* Prompt
Repeat the lines below without any change, from the line with "svg-text:Farmacéutica: Farmacéutica <box>788" to the line with "svg-text:11% (8% en", and give nothing else.

* Recorded data
***
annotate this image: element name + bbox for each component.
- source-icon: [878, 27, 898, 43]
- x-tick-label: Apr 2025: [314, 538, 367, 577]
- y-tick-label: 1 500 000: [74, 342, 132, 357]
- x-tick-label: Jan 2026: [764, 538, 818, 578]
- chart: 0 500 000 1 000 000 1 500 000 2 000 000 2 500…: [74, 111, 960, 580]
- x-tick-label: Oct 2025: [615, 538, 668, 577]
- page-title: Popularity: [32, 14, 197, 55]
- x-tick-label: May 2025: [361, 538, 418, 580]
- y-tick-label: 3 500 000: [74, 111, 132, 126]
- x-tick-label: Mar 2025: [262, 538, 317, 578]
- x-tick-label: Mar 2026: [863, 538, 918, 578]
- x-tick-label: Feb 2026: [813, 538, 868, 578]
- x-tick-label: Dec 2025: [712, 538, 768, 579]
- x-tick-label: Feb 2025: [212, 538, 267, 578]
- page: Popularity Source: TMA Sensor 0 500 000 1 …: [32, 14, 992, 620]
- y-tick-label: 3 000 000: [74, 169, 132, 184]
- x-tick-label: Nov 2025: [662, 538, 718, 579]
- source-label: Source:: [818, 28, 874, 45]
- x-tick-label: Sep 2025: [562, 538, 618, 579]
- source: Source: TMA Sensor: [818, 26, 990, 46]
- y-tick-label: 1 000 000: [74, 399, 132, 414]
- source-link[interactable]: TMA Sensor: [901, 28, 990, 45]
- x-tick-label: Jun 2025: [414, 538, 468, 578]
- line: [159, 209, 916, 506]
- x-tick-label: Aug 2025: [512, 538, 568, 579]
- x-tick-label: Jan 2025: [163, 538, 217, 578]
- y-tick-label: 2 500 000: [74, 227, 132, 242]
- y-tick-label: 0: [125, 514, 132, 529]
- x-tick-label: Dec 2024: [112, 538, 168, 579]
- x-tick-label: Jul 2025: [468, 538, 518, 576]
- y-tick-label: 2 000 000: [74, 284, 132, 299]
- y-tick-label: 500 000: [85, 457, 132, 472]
***
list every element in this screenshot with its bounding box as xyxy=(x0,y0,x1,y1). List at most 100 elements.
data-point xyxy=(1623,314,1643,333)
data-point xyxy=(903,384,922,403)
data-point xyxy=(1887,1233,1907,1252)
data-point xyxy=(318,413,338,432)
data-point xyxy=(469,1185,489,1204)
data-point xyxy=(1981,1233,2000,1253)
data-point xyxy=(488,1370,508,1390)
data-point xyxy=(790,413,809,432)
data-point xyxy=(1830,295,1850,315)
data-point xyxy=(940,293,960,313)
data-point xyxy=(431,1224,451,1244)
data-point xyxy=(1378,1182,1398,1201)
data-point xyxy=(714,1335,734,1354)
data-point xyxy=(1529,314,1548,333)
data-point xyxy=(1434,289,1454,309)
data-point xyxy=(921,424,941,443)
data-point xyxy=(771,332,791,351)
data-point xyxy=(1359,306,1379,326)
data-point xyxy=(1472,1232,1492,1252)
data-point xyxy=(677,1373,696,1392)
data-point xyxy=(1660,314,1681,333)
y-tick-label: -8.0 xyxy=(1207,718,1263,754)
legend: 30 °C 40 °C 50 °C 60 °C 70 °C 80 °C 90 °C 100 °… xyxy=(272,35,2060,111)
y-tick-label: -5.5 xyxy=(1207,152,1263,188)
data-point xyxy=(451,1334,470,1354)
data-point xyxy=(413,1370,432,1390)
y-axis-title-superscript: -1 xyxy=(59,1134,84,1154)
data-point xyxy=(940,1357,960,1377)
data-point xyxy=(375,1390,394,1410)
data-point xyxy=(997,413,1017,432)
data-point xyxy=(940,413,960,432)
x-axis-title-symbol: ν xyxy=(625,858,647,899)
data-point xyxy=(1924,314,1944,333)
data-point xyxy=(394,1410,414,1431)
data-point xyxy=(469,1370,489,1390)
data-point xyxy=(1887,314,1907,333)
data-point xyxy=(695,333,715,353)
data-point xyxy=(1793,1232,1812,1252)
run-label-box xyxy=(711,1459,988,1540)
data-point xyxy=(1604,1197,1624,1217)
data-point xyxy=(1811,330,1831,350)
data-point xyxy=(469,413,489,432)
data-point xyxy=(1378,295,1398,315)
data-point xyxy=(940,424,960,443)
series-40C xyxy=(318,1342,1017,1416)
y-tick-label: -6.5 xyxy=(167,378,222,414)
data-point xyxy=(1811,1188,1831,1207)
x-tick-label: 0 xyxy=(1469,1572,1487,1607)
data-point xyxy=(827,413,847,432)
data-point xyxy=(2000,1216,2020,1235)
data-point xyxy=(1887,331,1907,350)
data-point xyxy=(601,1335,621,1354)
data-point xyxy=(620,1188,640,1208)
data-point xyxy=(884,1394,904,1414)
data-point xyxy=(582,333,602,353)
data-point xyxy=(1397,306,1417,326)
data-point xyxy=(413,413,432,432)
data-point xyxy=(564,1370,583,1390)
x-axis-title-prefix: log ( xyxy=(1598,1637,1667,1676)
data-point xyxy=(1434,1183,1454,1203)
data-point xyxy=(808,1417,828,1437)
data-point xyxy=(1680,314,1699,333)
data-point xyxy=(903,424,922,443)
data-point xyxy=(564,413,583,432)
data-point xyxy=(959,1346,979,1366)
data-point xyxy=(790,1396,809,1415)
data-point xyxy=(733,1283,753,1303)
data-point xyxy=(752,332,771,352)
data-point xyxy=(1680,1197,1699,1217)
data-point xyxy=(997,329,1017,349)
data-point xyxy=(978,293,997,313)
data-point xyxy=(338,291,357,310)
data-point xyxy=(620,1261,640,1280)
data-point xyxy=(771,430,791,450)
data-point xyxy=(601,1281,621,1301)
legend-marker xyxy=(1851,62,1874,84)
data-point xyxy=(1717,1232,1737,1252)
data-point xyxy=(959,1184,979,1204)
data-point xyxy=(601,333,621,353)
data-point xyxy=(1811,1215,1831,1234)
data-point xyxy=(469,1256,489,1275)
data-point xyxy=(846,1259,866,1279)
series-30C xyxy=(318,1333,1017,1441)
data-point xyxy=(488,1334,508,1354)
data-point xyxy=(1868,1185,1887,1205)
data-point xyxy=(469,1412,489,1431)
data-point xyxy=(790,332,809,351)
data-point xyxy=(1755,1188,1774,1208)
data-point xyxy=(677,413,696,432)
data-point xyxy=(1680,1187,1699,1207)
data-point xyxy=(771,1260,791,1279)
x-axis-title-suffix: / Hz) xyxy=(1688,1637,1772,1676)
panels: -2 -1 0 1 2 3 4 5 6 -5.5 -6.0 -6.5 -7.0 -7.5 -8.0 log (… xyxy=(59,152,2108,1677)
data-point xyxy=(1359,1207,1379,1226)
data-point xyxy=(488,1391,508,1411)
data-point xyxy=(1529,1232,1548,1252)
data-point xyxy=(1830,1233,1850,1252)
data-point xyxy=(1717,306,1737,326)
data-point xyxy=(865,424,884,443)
***
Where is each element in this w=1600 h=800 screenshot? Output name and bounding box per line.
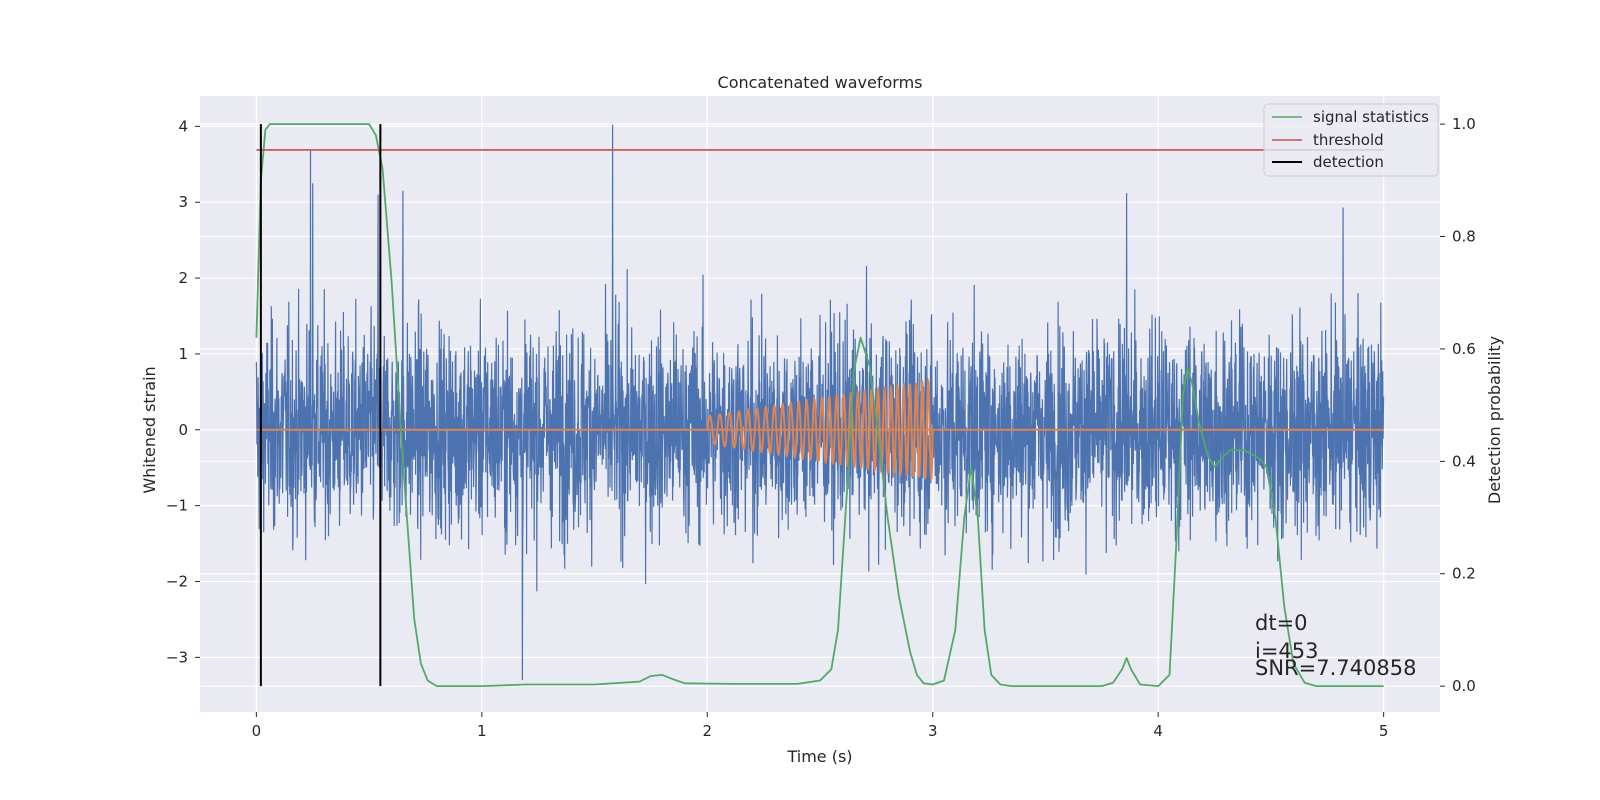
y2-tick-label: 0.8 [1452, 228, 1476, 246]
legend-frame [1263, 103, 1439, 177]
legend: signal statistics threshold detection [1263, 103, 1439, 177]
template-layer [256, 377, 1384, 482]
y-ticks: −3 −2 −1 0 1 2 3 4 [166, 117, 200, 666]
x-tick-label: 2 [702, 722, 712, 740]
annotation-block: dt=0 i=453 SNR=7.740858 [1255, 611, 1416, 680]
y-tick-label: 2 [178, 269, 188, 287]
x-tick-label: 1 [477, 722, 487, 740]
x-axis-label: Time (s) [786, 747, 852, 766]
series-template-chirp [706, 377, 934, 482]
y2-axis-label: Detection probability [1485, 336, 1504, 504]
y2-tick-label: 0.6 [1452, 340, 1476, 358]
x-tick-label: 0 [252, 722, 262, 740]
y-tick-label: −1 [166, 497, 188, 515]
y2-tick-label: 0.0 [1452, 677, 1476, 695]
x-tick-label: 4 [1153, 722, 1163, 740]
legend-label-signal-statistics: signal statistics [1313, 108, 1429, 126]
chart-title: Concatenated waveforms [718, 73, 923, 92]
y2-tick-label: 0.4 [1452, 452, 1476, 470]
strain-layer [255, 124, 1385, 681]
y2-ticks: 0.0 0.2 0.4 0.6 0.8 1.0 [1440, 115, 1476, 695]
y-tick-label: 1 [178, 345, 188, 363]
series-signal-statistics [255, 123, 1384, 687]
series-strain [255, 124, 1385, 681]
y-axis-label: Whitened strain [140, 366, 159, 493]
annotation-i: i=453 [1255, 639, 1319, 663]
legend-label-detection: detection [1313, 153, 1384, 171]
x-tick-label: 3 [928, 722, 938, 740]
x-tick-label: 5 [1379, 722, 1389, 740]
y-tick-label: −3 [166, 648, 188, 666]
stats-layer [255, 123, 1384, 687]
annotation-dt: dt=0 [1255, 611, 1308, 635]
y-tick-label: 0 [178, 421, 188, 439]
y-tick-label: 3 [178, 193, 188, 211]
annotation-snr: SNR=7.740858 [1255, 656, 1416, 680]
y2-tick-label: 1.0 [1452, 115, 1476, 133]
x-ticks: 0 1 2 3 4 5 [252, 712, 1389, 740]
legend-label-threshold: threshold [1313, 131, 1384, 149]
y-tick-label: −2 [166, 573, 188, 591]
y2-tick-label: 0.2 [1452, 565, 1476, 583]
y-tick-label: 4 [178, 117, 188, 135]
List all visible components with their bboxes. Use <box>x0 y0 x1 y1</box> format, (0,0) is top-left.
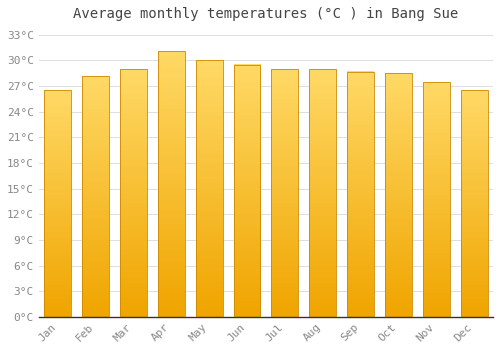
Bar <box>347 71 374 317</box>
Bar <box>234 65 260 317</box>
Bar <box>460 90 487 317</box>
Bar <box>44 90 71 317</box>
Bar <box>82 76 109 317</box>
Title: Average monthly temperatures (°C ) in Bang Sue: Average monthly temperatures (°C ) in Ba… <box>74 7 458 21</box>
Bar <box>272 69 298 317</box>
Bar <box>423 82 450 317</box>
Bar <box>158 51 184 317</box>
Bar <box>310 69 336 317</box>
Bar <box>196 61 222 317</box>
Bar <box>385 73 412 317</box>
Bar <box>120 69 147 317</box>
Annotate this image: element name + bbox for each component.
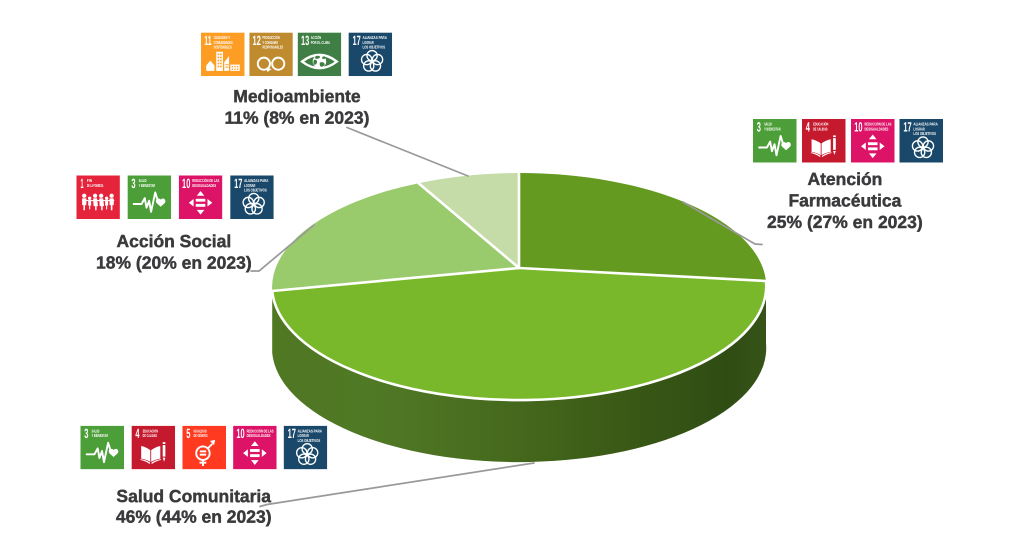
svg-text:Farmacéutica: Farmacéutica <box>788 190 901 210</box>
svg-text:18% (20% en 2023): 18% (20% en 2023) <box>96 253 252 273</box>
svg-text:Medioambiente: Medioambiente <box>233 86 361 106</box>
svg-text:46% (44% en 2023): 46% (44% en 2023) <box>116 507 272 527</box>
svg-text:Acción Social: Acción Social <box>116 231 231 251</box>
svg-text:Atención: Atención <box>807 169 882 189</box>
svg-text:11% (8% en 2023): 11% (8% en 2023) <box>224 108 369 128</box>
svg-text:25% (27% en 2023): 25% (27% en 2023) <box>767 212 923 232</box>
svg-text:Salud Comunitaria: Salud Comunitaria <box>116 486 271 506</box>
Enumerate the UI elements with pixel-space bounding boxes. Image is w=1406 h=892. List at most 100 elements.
***
* Solution for this problem
svg-text:Farmacéutica: Farmacéutica <box>788 190 901 210</box>
svg-text:18% (20% en 2023): 18% (20% en 2023) <box>96 253 252 273</box>
svg-text:Medioambiente: Medioambiente <box>233 86 361 106</box>
svg-text:46% (44% en 2023): 46% (44% en 2023) <box>116 507 272 527</box>
svg-text:Acción Social: Acción Social <box>116 231 231 251</box>
svg-text:Atención: Atención <box>807 169 882 189</box>
svg-text:11% (8% en 2023): 11% (8% en 2023) <box>224 108 369 128</box>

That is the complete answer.